→ TASK DETAILS
Locate the lines that hold the string "Circuit". Copy every such line.

Dataset items:
┌──

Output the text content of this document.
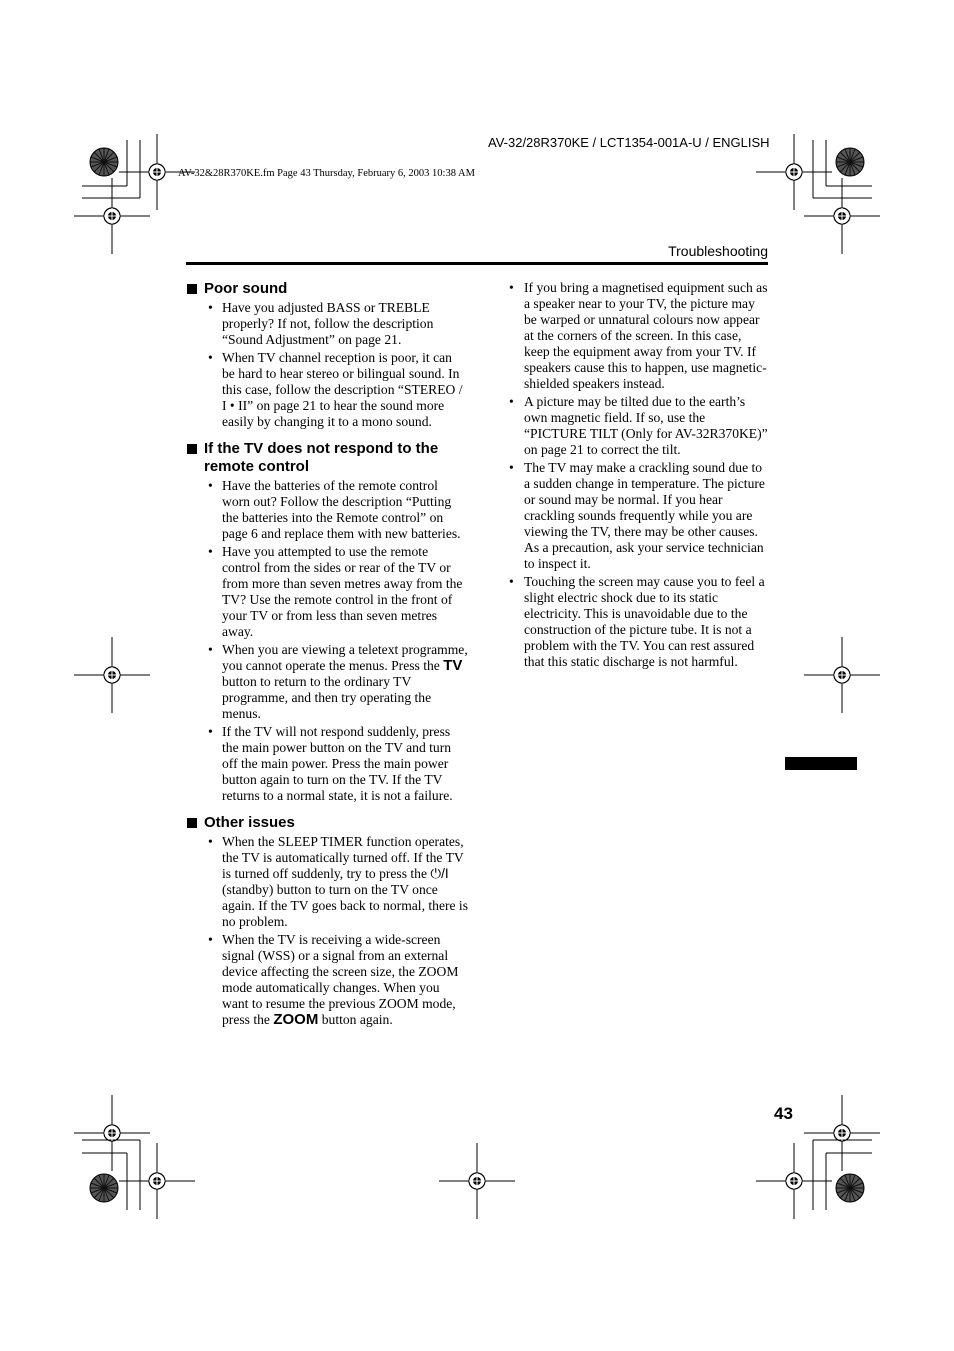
AV-32/28R370KE / LCT1354-001A-U / ENGLISH
AV-32&28R370KE.fm Page 43 Thursday, February 6, 2003 10:38 AM
Troubleshooting
Poor sound
• Have you adjusted BASS or TREBLE properly? If not, follow the description “Sound Adjustment” on page 21.
• When TV channel reception is poor, it can be hard to hear stereo or bilingual sound. In this case, follow the description “STEREO / I • II” on page 21 to hear the sound more easily by changing it to a mono sound.
If the TV does not respond to the remote control
• Have the batteries of the remote control worn out? Follow the description “Putting the batteries into the Remote control” on page 6 and replace them with new batteries.
• Have you attempted to use the remote control from the sides or rear of the TV or from more than seven metres away from the TV? Use the remote control in the front of your TV or from less than seven metres away.
• When you are viewing a teletext programme, you cannot operate the menus. Press the TV button to return to the ordinary TV programme, and then try operating the menus.
• If the TV will not respond suddenly, press the main power button on the TV and turn off the main power. Press the main power button again to turn on the TV. If the TV returns to a normal state, it is not a failure.
Other issues
• When the SLEEP TIMER function operates, the TV is automatically turned off. If the TV is turned off suddenly, try to press the ⏻/I (standby) button to turn on the TV once again. If the TV goes back to normal, there is no problem.
• When the TV is receiving a wide-screen signal (WSS) or a signal from an external device affecting the screen size, the ZOOM mode automatically changes. When you want to resume the previous ZOOM mode, press the ZOOM button again.
• If you bring a magnetised equipment such as a speaker near to your TV, the picture may be warped or unnatural colours now appear at the corners of the screen. In this case, keep the equipment away from your TV. If speakers cause this to happen, use magnetic-shielded speakers instead.
• A picture may be tilted due to the earth’s own magnetic field. If so, use the “PICTURE TILT (Only for AV-32R370KE)” on page 21 to correct the tilt.
• The TV may make a crackling sound due to a sudden change in temperature. The picture or sound may be normal. If you hear crackling sounds frequently while you are viewing the TV, there may be other causes. As a precaution, ask your service technician to inspect it.
• Touching the screen may cause you to feel a slight electric shock due to its static electricity. This is unavoidable due to the construction of the picture tube. It is not a problem with the TV. You can rest assured that this static discharge is not harmful.
43
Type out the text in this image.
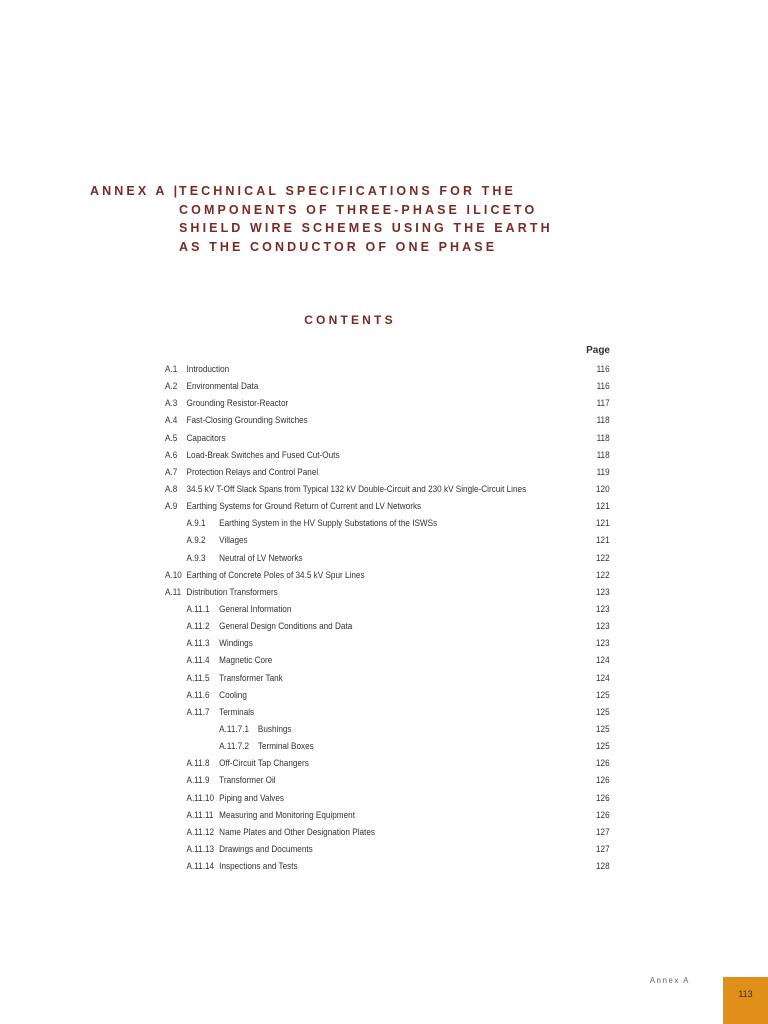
ANNEX A |TECHNICAL SPECIFICATIONS FOR THE
COMPONENTS OF THREE-PHASE ILICETO
SHIELD WIRE SCHEMES USING THE EARTH
AS THE CONDUCTOR OF ONE PHASE
CONTENTS
Page
A.1 Introduction	116
A.2 Environmental Data	116
A.3 Grounding Resistor-Reactor	117
A.4 Fast-Closing Grounding Switches	118
A.5 Capacitors	118
A.6 Load-Break Switches and Fused Cut-Outs	118
A.7 Protection Relays and Control Panel	119
A.8 34.5 kV T-Off Slack Spans from Typical 132 kV Double-Circuit and 230 kV Single-Circuit Lines	120
A.9 Earthing Systems for Ground Return of Current and LV Networks	121
A.9.1 Earthing System in the HV Supply Substations of the ISWSs	121
A.9.2 Villages	121
A.9.3 Neutral of LV Networks	122
A.10 Earthing of Concrete Poles of 34.5 kV Spur Lines	122
A.11 Distribution Transformers	123
A.11.1 General Information	123
A.11.2 General Design Conditions and Data	123
A.11.3 Windings	123
A.11.4 Magnetic Core	124
A.11.5 Transformer Tank	124
A.11.6 Cooling	125
A.11.7 Terminals	125
A.11.7.1 Bushings	125
A.11.7.2 Terminal Boxes	125
A.11.8 Off-Circuit Tap Changers	126
A.11.9 Transformer Oil	126
A.11.10 Piping and Valves	126
A.11.11 Measuring and Monitoring Equipment	126
A.11.12 Name Plates and Other Designation Plates	127
A.11.13 Drawings and Documents	127
A.11.14 Inspections and Tests	128
Annex A
113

└──

→ RIGHT ANSWER
A.8 34.5 kV T-Off Slack Spans from Typical 132 kV Double-Circuit and 230 kV Single-Circuit Lines	120
A.11.8 Off-Circuit Tap Changers	126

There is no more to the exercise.